*GIVEN TASK:* Give every entry again, unchanged, and leave its images out.

*DATA SECTION:*
>>
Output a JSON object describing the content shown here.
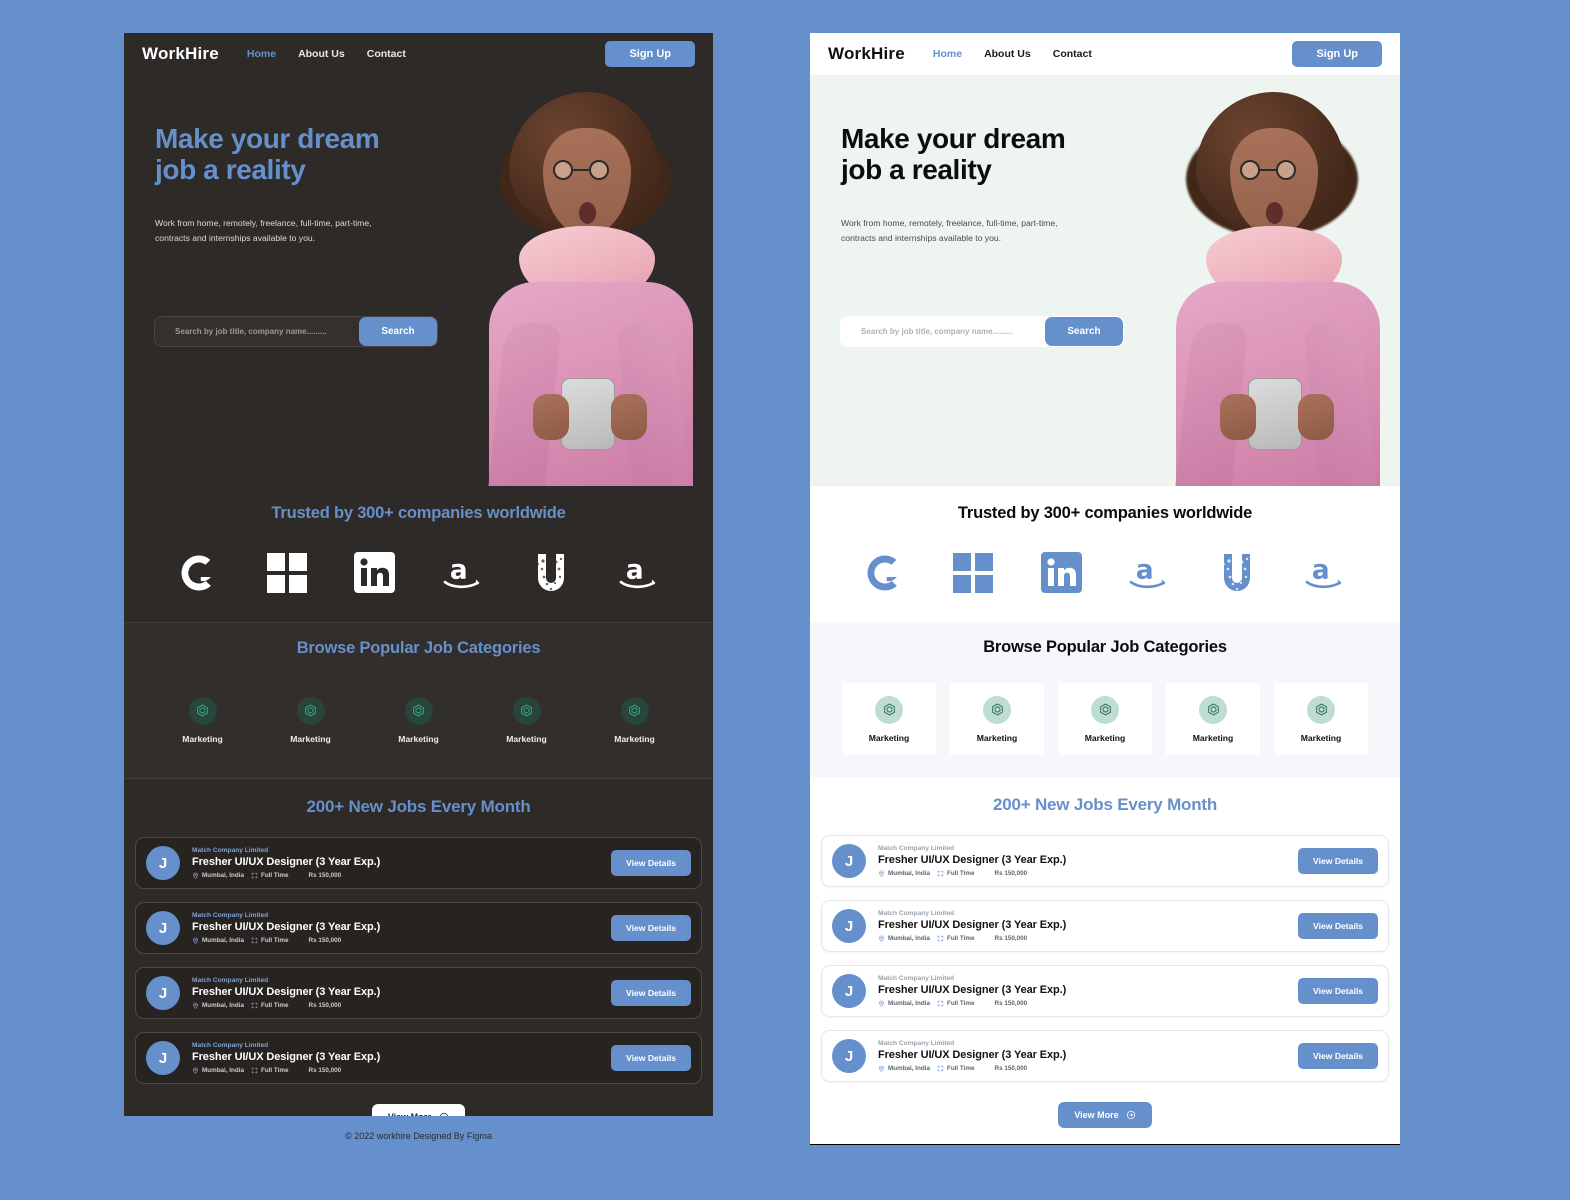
{
  "page": {
    "background_color": "#6690cc",
    "accent_blue": "#6690cc",
    "dark_surface": "#2e2a28",
    "light_surface": "#ffffff",
    "hero_light_bg": "#eef4ef",
    "cats_light_bg": "#f5f7fa"
  },
  "nav": {
    "brand": "WorkHire",
    "links": [
      {
        "label": "Home",
        "active": true
      },
      {
        "label": "About Us",
        "active": false
      },
      {
        "label": "Contact",
        "active": false
      }
    ],
    "signup_label": "Sign Up"
  },
  "hero": {
    "heading_line1": "Make your dream",
    "heading_line2": "job a reality",
    "subtext_line1": "Work from home, remotely, freelance, full-time, part-time,",
    "subtext_line2": "contracts and internships available to you.",
    "search_placeholder": "Search by job title, company name.........",
    "search_value": "",
    "search_button": "Search"
  },
  "trusted": {
    "heading": "Trusted by 300+ companies worldwide",
    "logos": [
      {
        "name": "google-logo",
        "alt": "Google"
      },
      {
        "name": "microsoft-logo",
        "alt": "Microsoft"
      },
      {
        "name": "linkedin-logo",
        "alt": "LinkedIn"
      },
      {
        "name": "amazon-logo",
        "alt": "Amazon"
      },
      {
        "name": "unilever-logo",
        "alt": "Unilever"
      },
      {
        "name": "amazon-logo-2",
        "alt": "Amazon"
      }
    ]
  },
  "categories": {
    "heading": "Browse Popular Job Categories",
    "items": [
      {
        "label": "Marketing",
        "icon": "cube-icon"
      },
      {
        "label": "Marketing",
        "icon": "cube-icon"
      },
      {
        "label": "Marketing",
        "icon": "cube-icon"
      },
      {
        "label": "Marketing",
        "icon": "cube-icon"
      },
      {
        "label": "Marketing",
        "icon": "cube-icon"
      }
    ]
  },
  "jobs": {
    "heading": "200+ New Jobs Every Month",
    "view_more_label": "View More",
    "view_details_label": "View Details",
    "items": [
      {
        "avatar": "J",
        "company": "Match Company Limited",
        "title": "Fresher UI/UX Designer (3 Year Exp.)",
        "location": "Mumbai, India",
        "type": "Full Time",
        "salary": "Rs 150,000"
      },
      {
        "avatar": "J",
        "company": "Match Company Limited",
        "title": "Fresher UI/UX Designer (3 Year Exp.)",
        "location": "Mumbai, India",
        "type": "Full Time",
        "salary": "Rs 150,000"
      },
      {
        "avatar": "J",
        "company": "Match Company Limited",
        "title": "Fresher UI/UX Designer (3 Year Exp.)",
        "location": "Mumbai, India",
        "type": "Full Time",
        "salary": "Rs 150,000"
      },
      {
        "avatar": "J",
        "company": "Match Company Limited",
        "title": "Fresher UI/UX Designer (3 Year Exp.)",
        "location": "Mumbai, India",
        "type": "Full Time",
        "salary": "Rs 150,000"
      }
    ]
  },
  "footer": {
    "text": "© 2022 workhire Designed By Figma"
  }
}
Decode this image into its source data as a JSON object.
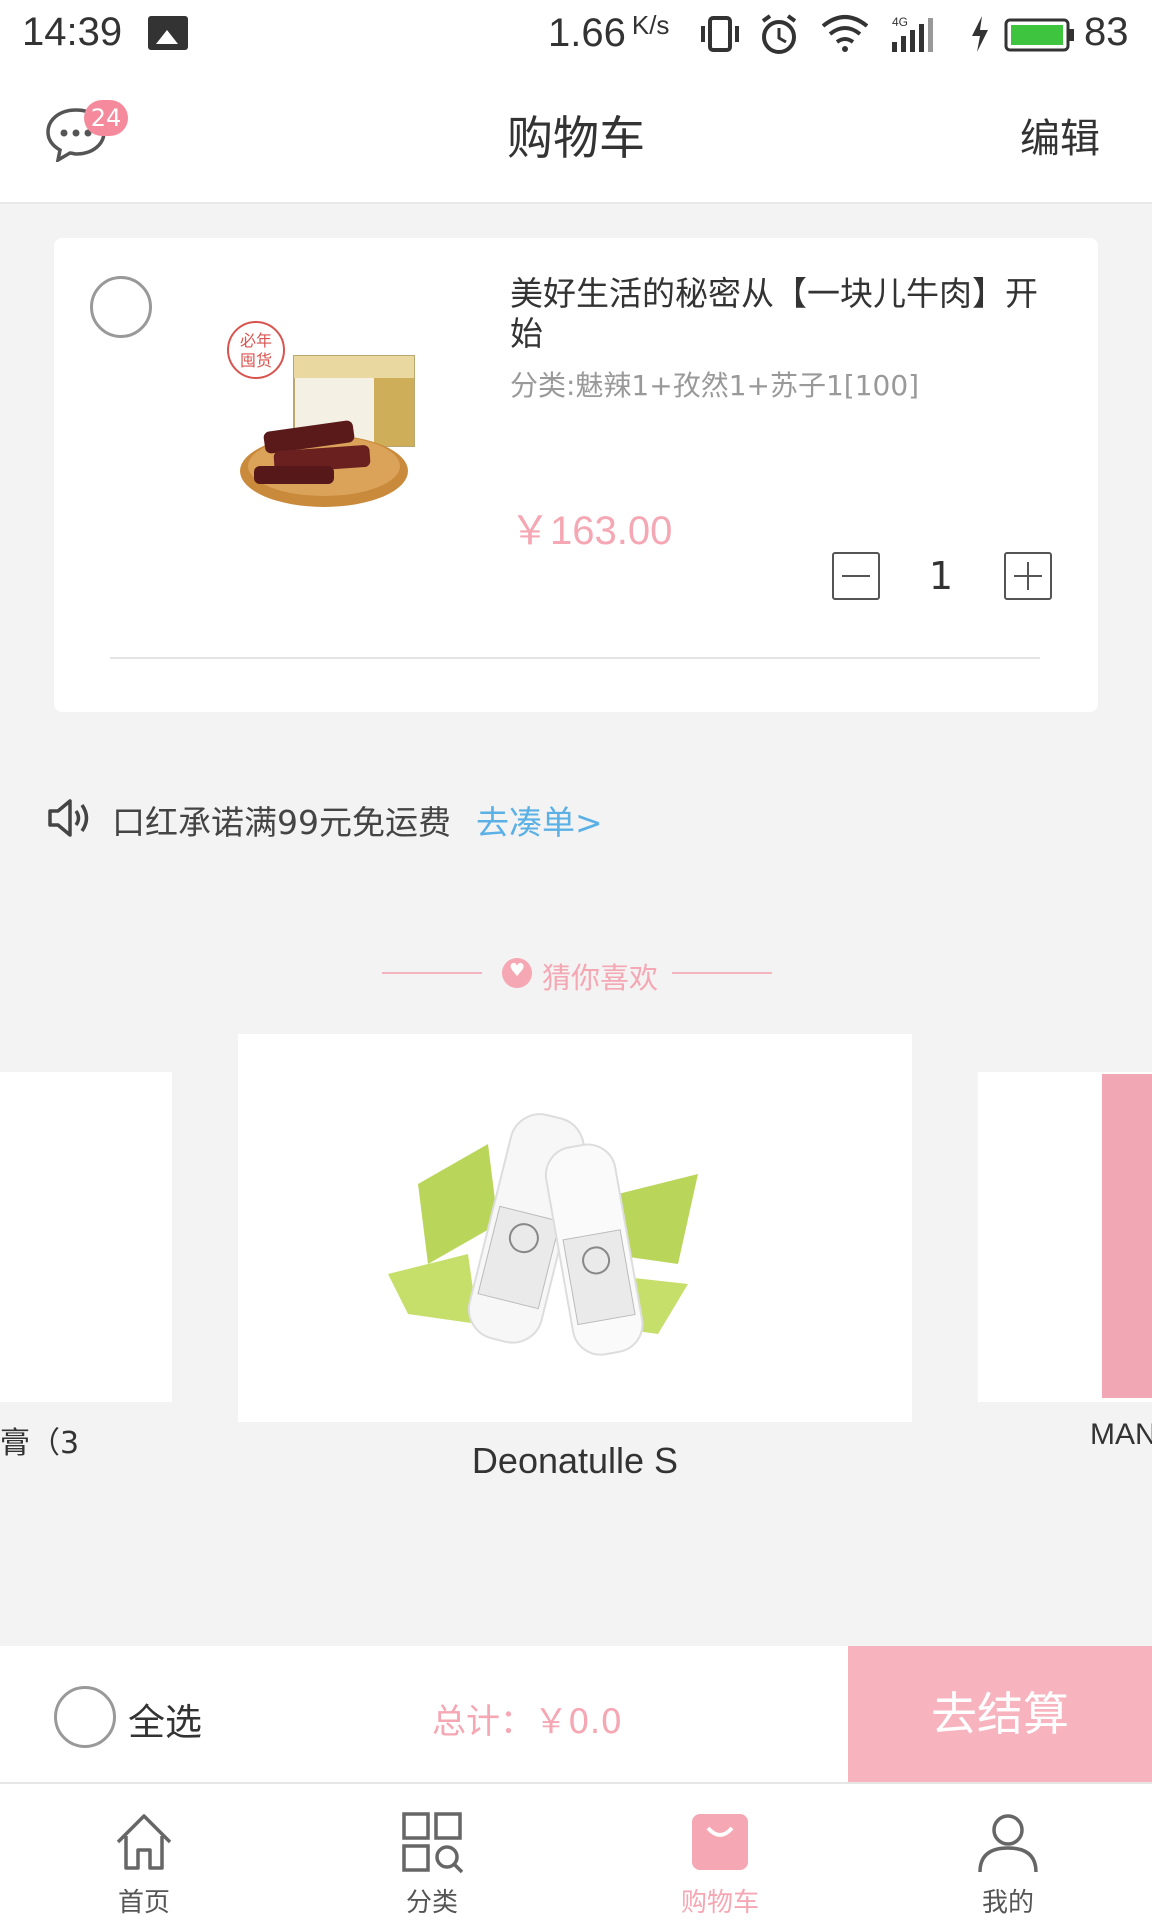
{
  "status_bar": {
    "time": "14:39",
    "speed": "1.66",
    "speed_unit": "K/s",
    "battery": "83",
    "icons": [
      "image-icon",
      "vibrate-icon",
      "alarm-icon",
      "wifi-icon",
      "signal-4g-icon",
      "charging-icon",
      "battery-icon"
    ]
  },
  "header": {
    "title": "购物车",
    "edit_label": "编辑",
    "message_badge": "24"
  },
  "cart_item": {
    "title": "美好生活的秘密从【一块儿牛肉】开始",
    "spec": "分类:魅辣1+孜然1+苏子1[100]",
    "price": "￥163.00",
    "quantity": "1",
    "image_badge": "年货必囤"
  },
  "promo": {
    "text": "口红承诺满99元免运费",
    "link": "去凑单>"
  },
  "recommend": {
    "title": "猜你喜欢",
    "items": [
      {
        "name": "膏（3"
      },
      {
        "name": "Deonatulle S"
      },
      {
        "name": "MAN"
      }
    ]
  },
  "checkout": {
    "select_all_label": "全选",
    "total_label": "总计：￥0.0",
    "checkout_label": "去结算"
  },
  "tabbar": {
    "tabs": [
      {
        "label": "首页",
        "icon": "home-icon"
      },
      {
        "label": "分类",
        "icon": "category-icon"
      },
      {
        "label": "购物车",
        "icon": "cart-bag-icon",
        "active": true
      },
      {
        "label": "我的",
        "icon": "profile-icon"
      }
    ]
  },
  "colors": {
    "accent": "#f5a7b3",
    "checkout_button": "#f7b4bf",
    "link": "#5bb0e6",
    "background": "#f3f3f3"
  }
}
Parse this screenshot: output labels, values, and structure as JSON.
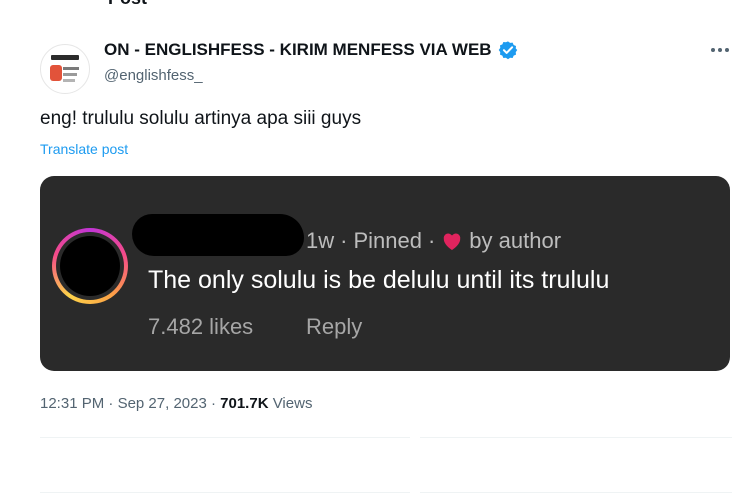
{
  "header_fragment": "Post",
  "post": {
    "display_name": "ON - ENGLISHFESS - KIRIM MENFESS VIA WEB",
    "handle": "@englishfess_",
    "text": "eng! trululu solulu artinya apa siii guys",
    "translate_label": "Translate post",
    "icons": {
      "verified": "verified-badge-icon",
      "more": "more-options-icon"
    },
    "accent_color": "#1d9bf0"
  },
  "embedded_comment": {
    "meta_time": "1w",
    "meta_pinned": "Pinned",
    "meta_by": "by author",
    "text": "The only solulu is be delulu until its trululu",
    "likes": "7.482 likes",
    "reply_label": "Reply",
    "heart_color": "#e0245e",
    "background": "#2a2a2a"
  },
  "footer": {
    "time": "12:31 PM",
    "date": "Sep 27, 2023",
    "views_count": "701.7K",
    "views_label": "Views"
  }
}
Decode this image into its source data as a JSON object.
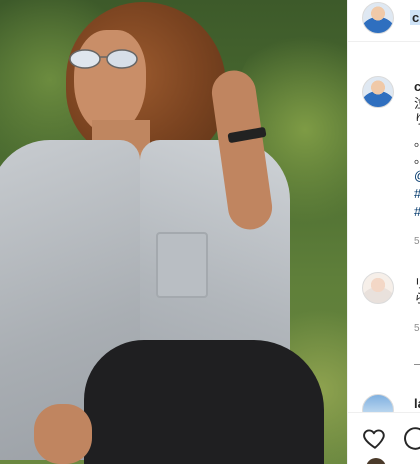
{
  "post": {
    "header_username": "c",
    "caption": {
      "username": "c",
      "lines": [
        "泣",
        "り",
        "。",
        "。",
        "@",
        "#",
        "#"
      ],
      "time": "5"
    },
    "comment": {
      "text_lines": [
        "リ",
        "ら"
      ],
      "time": "5"
    },
    "next_comment": {
      "username": "la"
    }
  },
  "actions": {
    "like": "heart-icon",
    "comment": "comment-icon"
  },
  "colors": {
    "link": "#00376b",
    "meta": "#8e8e8e",
    "highlight": "#cfe3f7"
  }
}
<<
*TASK ANSWER:*
Output a JSON object describing the content shown here.
{
  "page": {
    "background_color": "#6690cc",
    "accent_blue": "#6690cc",
    "dark_surface": "#2e2a28",
    "light_surface": "#ffffff",
    "hero_light_bg": "#eef4ef",
    "cats_light_bg": "#f5f7fa"
  },
  "nav": {
    "brand": "WorkHire",
    "links": [
      {
        "label": "Home",
        "active": true
      },
      {
        "label": "About Us",
        "active": false
      },
      {
        "label": "Contact",
        "active": false
      }
    ],
    "signup_label": "Sign Up"
  },
  "hero": {
    "heading_line1": "Make your dream",
    "heading_line2": "job a reality",
    "subtext_line1": "Work from home, remotely, freelance, full-time, part-time,",
    "subtext_line2": "contracts and internships available to you.",
    "search_placeholder": "Search by job title, company name.........",
    "search_value": "",
    "search_button": "Search"
  },
  "trusted": {
    "heading": "Trusted by 300+ companies worldwide",
    "logos": [
      {
        "name": "google-logo",
        "alt": "Google"
      },
      {
        "name": "microsoft-logo",
        "alt": "Microsoft"
      },
      {
        "name": "linkedin-logo",
        "alt": "LinkedIn"
      },
      {
        "name": "amazon-logo",
        "alt": "Amazon"
      },
      {
        "name": "unilever-logo",
        "alt": "Unilever"
      },
      {
        "name": "amazon-logo-2",
        "alt": "Amazon"
      }
    ]
  },
  "categories": {
    "heading": "Browse Popular Job Categories",
    "items": [
      {
        "label": "Marketing",
        "icon": "cube-icon"
      },
      {
        "label": "Marketing",
        "icon": "cube-icon"
      },
      {
        "label": "Marketing",
        "icon": "cube-icon"
      },
      {
        "label": "Marketing",
        "icon": "cube-icon"
      },
      {
        "label": "Marketing",
        "icon": "cube-icon"
      }
    ]
  },
  "jobs": {
    "heading": "200+ New Jobs Every Month",
    "view_more_label": "View More",
    "view_details_label": "View Details",
    "items": [
      {
        "avatar": "J",
        "company": "Match Company Limited",
        "title": "Fresher UI/UX Designer (3 Year Exp.)",
        "location": "Mumbai, India",
        "type": "Full Time",
        "salary": "Rs 150,000"
      },
      {
        "avatar": "J",
        "company": "Match Company Limited",
        "title": "Fresher UI/UX Designer (3 Year Exp.)",
        "location": "Mumbai, India",
        "type": "Full Time",
        "salary": "Rs 150,000"
      },
      {
        "avatar": "J",
        "company": "Match Company Limited",
        "title": "Fresher UI/UX Designer (3 Year Exp.)",
        "location": "Mumbai, India",
        "type": "Full Time",
        "salary": "Rs 150,000"
      },
      {
        "avatar": "J",
        "company": "Match Company Limited",
        "title": "Fresher UI/UX Designer (3 Year Exp.)",
        "location": "Mumbai, India",
        "type": "Full Time",
        "salary": "Rs 150,000"
      }
    ]
  },
  "footer": {
    "text": "© 2022 workhire Designed By Figma"
  }
}
Decode this image into its source data as a JSON object.
{
  "status_bar": {
    "time": "14:39",
    "speed": "1.66",
    "speed_unit": "K/s",
    "battery": "83",
    "icons": [
      "image-icon",
      "vibrate-icon",
      "alarm-icon",
      "wifi-icon",
      "signal-4g-icon",
      "charging-icon",
      "battery-icon"
    ]
  },
  "header": {
    "title": "购物车",
    "edit_label": "编辑",
    "message_badge": "24"
  },
  "cart_item": {
    "title": "美好生活的秘密从【一块儿牛肉】开始",
    "spec": "分类:魅辣1+孜然1+苏子1[100]",
    "price": "￥163.00",
    "quantity": "1",
    "image_badge": "年货必囤"
  },
  "promo": {
    "text": "口红承诺满99元免运费",
    "link": "去凑单>"
  },
  "recommend": {
    "title": "猜你喜欢",
    "items": [
      {
        "name": "膏（3"
      },
      {
        "name": "Deonatulle S"
      },
      {
        "name": "MAN"
      }
    ]
  },
  "checkout": {
    "select_all_label": "全选",
    "total_label": "总计：￥0.0",
    "checkout_label": "去结算"
  },
  "tabbar": {
    "tabs": [
      {
        "label": "首页",
        "icon": "home-icon"
      },
      {
        "label": "分类",
        "icon": "category-icon"
      },
      {
        "label": "购物车",
        "icon": "cart-bag-icon",
        "active": true
      },
      {
        "label": "我的",
        "icon": "profile-icon"
      }
    ]
  },
  "colors": {
    "accent": "#f5a7b3",
    "checkout_button": "#f7b4bf",
    "link": "#5bb0e6",
    "background": "#f3f3f3"
  }
}
Parse this screenshot: output labels, values, and structure as JSON.
{
  "header_fragment": "Post",
  "post": {
    "display_name": "ON - ENGLISHFESS - KIRIM MENFESS VIA WEB",
    "handle": "@englishfess_",
    "text": "eng! trululu solulu artinya apa siii guys",
    "translate_label": "Translate post",
    "icons": {
      "verified": "verified-badge-icon",
      "more": "more-options-icon"
    },
    "accent_color": "#1d9bf0"
  },
  "embedded_comment": {
    "meta_time": "1w",
    "meta_pinned": "Pinned",
    "meta_by": "by author",
    "text": "The only solulu is be delulu until its trululu",
    "likes": "7.482 likes",
    "reply_label": "Reply",
    "heart_color": "#e0245e",
    "background": "#2a2a2a"
  },
  "footer": {
    "time": "12:31 PM",
    "date": "Sep 27, 2023",
    "views_count": "701.7K",
    "views_label": "Views"
  }
}
Decode this image into its source data as a JSON object.
{
  "post": {
    "header_username": "c",
    "caption": {
      "username": "c",
      "lines": [
        "泣",
        "り",
        "。",
        "。",
        "@",
        "#",
        "#"
      ],
      "time": "5"
    },
    "comment": {
      "text_lines": [
        "リ",
        "ら"
      ],
      "time": "5"
    },
    "next_comment": {
      "username": "la"
    }
  },
  "actions": {
    "like": "heart-icon",
    "comment": "comment-icon"
  },
  "colors": {
    "link": "#00376b",
    "meta": "#8e8e8e",
    "highlight": "#cfe3f7"
  }
}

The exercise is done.